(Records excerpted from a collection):
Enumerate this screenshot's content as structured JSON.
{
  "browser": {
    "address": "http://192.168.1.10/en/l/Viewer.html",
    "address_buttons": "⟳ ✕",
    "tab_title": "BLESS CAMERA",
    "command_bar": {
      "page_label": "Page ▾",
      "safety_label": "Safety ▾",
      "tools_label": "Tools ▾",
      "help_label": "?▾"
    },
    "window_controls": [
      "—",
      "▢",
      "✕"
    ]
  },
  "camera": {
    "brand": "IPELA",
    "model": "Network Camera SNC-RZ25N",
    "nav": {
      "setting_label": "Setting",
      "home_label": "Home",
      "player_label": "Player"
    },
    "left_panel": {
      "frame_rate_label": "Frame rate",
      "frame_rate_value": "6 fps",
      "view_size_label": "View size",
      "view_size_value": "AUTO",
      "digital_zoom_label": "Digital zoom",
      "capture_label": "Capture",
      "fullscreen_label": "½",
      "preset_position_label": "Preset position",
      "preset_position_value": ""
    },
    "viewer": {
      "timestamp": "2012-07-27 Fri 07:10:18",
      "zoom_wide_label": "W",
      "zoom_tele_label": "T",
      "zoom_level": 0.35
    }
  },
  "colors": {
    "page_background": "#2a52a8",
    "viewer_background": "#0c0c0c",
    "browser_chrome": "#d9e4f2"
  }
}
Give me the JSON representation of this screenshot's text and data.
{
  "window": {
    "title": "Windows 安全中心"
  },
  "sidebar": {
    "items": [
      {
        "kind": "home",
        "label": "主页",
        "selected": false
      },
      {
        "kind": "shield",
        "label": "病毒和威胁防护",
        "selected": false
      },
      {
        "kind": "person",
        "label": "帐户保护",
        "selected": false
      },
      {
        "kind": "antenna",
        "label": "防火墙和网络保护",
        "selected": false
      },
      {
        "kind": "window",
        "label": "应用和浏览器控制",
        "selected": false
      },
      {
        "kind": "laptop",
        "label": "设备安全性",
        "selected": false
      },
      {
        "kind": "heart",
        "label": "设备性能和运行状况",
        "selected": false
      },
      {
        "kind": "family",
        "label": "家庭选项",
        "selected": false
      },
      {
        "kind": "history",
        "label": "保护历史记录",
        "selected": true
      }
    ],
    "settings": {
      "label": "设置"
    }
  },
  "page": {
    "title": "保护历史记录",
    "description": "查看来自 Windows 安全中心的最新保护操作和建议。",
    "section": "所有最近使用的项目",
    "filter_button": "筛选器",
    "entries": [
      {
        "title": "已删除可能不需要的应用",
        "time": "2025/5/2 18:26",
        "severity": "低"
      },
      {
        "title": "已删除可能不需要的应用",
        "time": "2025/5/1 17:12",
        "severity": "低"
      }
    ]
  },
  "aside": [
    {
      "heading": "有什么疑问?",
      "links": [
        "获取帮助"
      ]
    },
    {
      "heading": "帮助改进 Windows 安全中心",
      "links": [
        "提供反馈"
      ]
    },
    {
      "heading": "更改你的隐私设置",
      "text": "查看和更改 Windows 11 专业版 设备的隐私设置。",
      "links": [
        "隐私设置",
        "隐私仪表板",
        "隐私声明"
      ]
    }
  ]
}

--

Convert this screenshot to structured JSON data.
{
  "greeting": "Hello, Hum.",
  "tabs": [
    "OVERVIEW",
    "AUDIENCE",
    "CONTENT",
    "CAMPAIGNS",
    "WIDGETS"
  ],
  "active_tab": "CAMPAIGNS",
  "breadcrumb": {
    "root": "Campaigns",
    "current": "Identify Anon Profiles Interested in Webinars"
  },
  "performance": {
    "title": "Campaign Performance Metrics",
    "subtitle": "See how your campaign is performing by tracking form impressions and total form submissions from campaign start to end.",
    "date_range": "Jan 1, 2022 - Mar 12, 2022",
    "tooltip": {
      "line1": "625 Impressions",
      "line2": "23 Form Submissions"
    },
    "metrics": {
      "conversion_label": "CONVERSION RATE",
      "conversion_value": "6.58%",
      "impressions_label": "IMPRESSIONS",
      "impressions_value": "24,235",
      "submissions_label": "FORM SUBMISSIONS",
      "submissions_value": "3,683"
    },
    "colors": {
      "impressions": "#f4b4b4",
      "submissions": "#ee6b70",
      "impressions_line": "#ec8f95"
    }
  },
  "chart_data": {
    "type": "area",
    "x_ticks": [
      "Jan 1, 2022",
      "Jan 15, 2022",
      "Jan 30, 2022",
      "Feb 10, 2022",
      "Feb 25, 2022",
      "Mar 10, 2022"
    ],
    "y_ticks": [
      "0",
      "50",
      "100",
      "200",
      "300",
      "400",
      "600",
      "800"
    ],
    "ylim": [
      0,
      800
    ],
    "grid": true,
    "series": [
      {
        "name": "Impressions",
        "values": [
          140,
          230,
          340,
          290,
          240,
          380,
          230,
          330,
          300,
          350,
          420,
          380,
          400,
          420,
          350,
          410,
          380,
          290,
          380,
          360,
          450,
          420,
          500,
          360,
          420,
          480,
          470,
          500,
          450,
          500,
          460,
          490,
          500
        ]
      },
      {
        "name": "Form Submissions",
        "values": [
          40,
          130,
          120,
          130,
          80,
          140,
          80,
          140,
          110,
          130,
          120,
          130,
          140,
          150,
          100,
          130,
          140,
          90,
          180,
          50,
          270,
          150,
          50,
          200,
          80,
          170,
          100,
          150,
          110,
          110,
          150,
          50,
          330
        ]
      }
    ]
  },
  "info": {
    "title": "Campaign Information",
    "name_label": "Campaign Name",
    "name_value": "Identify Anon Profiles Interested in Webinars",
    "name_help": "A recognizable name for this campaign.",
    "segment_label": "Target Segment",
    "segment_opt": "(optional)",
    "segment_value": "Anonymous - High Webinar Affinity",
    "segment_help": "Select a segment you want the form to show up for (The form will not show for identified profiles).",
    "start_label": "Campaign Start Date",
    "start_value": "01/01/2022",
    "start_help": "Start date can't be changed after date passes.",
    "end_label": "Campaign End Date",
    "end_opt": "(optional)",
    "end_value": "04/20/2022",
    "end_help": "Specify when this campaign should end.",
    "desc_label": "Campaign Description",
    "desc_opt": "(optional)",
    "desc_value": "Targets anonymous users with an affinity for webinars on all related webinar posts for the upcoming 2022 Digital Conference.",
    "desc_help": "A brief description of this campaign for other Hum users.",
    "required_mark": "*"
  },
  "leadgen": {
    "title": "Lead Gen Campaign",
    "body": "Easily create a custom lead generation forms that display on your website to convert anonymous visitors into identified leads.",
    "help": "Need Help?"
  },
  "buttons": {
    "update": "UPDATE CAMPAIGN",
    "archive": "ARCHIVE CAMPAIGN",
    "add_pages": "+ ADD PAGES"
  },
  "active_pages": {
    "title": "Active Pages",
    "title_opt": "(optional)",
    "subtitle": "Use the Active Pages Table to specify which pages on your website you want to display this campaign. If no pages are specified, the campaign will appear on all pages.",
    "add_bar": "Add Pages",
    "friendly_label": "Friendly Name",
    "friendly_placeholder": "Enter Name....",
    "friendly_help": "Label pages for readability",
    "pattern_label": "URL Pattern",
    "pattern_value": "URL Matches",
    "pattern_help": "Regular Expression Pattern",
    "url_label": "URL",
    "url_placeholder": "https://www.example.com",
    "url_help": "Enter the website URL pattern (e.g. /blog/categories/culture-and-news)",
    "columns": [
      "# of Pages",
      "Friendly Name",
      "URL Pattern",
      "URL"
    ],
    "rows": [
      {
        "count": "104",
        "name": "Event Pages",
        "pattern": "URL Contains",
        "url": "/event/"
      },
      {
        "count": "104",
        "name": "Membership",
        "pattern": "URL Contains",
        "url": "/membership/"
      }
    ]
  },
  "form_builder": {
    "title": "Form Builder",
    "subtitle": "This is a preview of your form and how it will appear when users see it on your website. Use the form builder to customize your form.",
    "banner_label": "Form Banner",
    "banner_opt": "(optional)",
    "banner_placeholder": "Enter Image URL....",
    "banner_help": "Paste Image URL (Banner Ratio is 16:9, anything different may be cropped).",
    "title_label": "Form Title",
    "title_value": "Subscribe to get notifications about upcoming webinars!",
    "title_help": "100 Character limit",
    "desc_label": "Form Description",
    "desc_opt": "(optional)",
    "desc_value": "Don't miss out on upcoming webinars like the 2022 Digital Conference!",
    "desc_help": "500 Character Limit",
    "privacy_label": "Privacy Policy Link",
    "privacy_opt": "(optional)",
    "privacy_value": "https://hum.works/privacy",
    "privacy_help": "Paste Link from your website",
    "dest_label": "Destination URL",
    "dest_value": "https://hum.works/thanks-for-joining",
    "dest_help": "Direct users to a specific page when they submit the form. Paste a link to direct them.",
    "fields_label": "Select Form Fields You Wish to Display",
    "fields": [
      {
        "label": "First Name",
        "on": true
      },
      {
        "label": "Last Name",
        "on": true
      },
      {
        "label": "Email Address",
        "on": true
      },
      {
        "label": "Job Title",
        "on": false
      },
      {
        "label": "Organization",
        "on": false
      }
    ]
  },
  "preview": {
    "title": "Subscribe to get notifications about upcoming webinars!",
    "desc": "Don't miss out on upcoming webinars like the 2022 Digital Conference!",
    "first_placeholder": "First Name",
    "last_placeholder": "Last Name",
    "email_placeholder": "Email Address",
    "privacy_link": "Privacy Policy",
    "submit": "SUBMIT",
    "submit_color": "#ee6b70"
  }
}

(GOAL): Every line of the records that includes the word "Identify" should be gathered.

(COMPLETED EXERCISE):
    "current": "Identify Anon Profiles Interested in Webinars"
    "name_value": "Identify Anon Profiles Interested in Webinars",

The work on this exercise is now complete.